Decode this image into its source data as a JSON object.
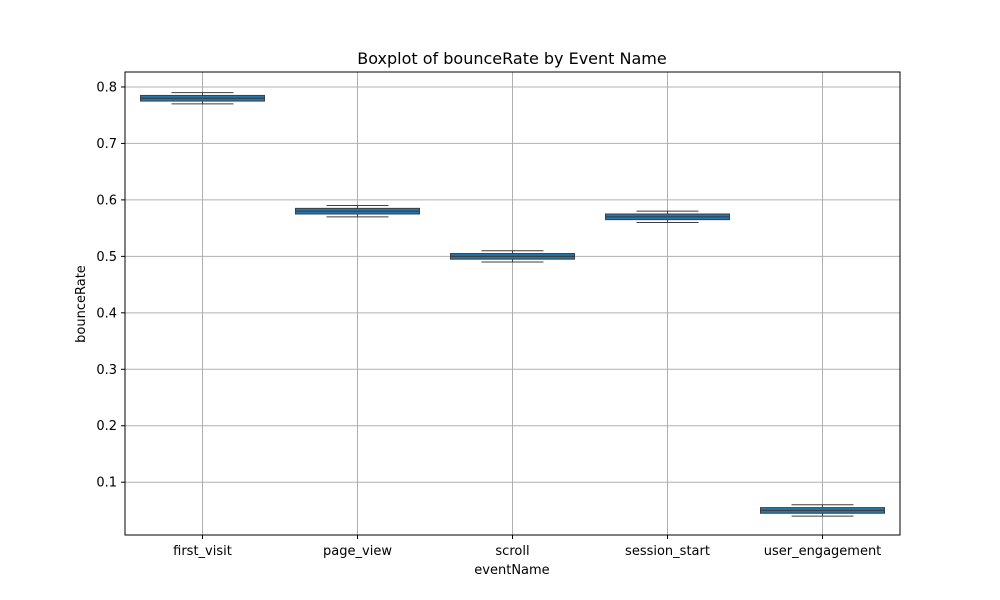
{
  "chart_data": {
    "type": "box",
    "title": "Boxplot of bounceRate by Event Name",
    "xlabel": "eventName",
    "ylabel": "bounceRate",
    "categories": [
      "first_visit",
      "page_view",
      "scroll",
      "session_start",
      "user_engagement"
    ],
    "boxes": [
      {
        "category": "first_visit",
        "whisker_low": 0.77,
        "q1": 0.775,
        "median": 0.78,
        "q3": 0.785,
        "whisker_high": 0.79
      },
      {
        "category": "page_view",
        "whisker_low": 0.57,
        "q1": 0.575,
        "median": 0.58,
        "q3": 0.585,
        "whisker_high": 0.59
      },
      {
        "category": "scroll",
        "whisker_low": 0.49,
        "q1": 0.495,
        "median": 0.5,
        "q3": 0.505,
        "whisker_high": 0.51
      },
      {
        "category": "session_start",
        "whisker_low": 0.56,
        "q1": 0.565,
        "median": 0.57,
        "q3": 0.575,
        "whisker_high": 0.58
      },
      {
        "category": "user_engagement",
        "whisker_low": 0.04,
        "q1": 0.045,
        "median": 0.05,
        "q3": 0.055,
        "whisker_high": 0.06
      }
    ],
    "yticks": [
      0.1,
      0.2,
      0.3,
      0.4,
      0.5,
      0.6,
      0.7,
      0.8
    ],
    "ytick_labels": [
      "0.1",
      "0.2",
      "0.3",
      "0.4",
      "0.5",
      "0.6",
      "0.7",
      "0.8"
    ],
    "ylim": [
      0.0065,
      0.8265
    ],
    "grid": true,
    "colors": {
      "box_fill": "#1f77b4",
      "box_edge": "#3f3f3f",
      "grid": "#b0b0b0",
      "axis": "#000000"
    }
  }
}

######

▸ INSTRUCTIONS TO FOLLOW: Transcribe each entry precisely as given, leaving the pictures out.

▸ SOLUTION TO THE EXERCISE:
Decode this image into its source data as a JSON object.
{
  "chart_data": {
    "type": "box",
    "title": "Boxplot of bounceRate by Event Name",
    "xlabel": "eventName",
    "ylabel": "bounceRate",
    "categories": [
      "first_visit",
      "page_view",
      "scroll",
      "session_start",
      "user_engagement"
    ],
    "boxes": [
      {
        "category": "first_visit",
        "whisker_low": 0.77,
        "q1": 0.775,
        "median": 0.78,
        "q3": 0.785,
        "whisker_high": 0.79
      },
      {
        "category": "page_view",
        "whisker_low": 0.57,
        "q1": 0.575,
        "median": 0.58,
        "q3": 0.585,
        "whisker_high": 0.59
      },
      {
        "category": "scroll",
        "whisker_low": 0.49,
        "q1": 0.495,
        "median": 0.5,
        "q3": 0.505,
        "whisker_high": 0.51
      },
      {
        "category": "session_start",
        "whisker_low": 0.56,
        "q1": 0.565,
        "median": 0.57,
        "q3": 0.575,
        "whisker_high": 0.58
      },
      {
        "category": "user_engagement",
        "whisker_low": 0.04,
        "q1": 0.045,
        "median": 0.05,
        "q3": 0.055,
        "whisker_high": 0.06
      }
    ],
    "yticks": [
      0.1,
      0.2,
      0.3,
      0.4,
      0.5,
      0.6,
      0.7,
      0.8
    ],
    "ytick_labels": [
      "0.1",
      "0.2",
      "0.3",
      "0.4",
      "0.5",
      "0.6",
      "0.7",
      "0.8"
    ],
    "ylim": [
      0.0065,
      0.8265
    ],
    "grid": true,
    "colors": {
      "box_fill": "#1f77b4",
      "box_edge": "#3f3f3f",
      "grid": "#b0b0b0",
      "axis": "#000000"
    }
  }
}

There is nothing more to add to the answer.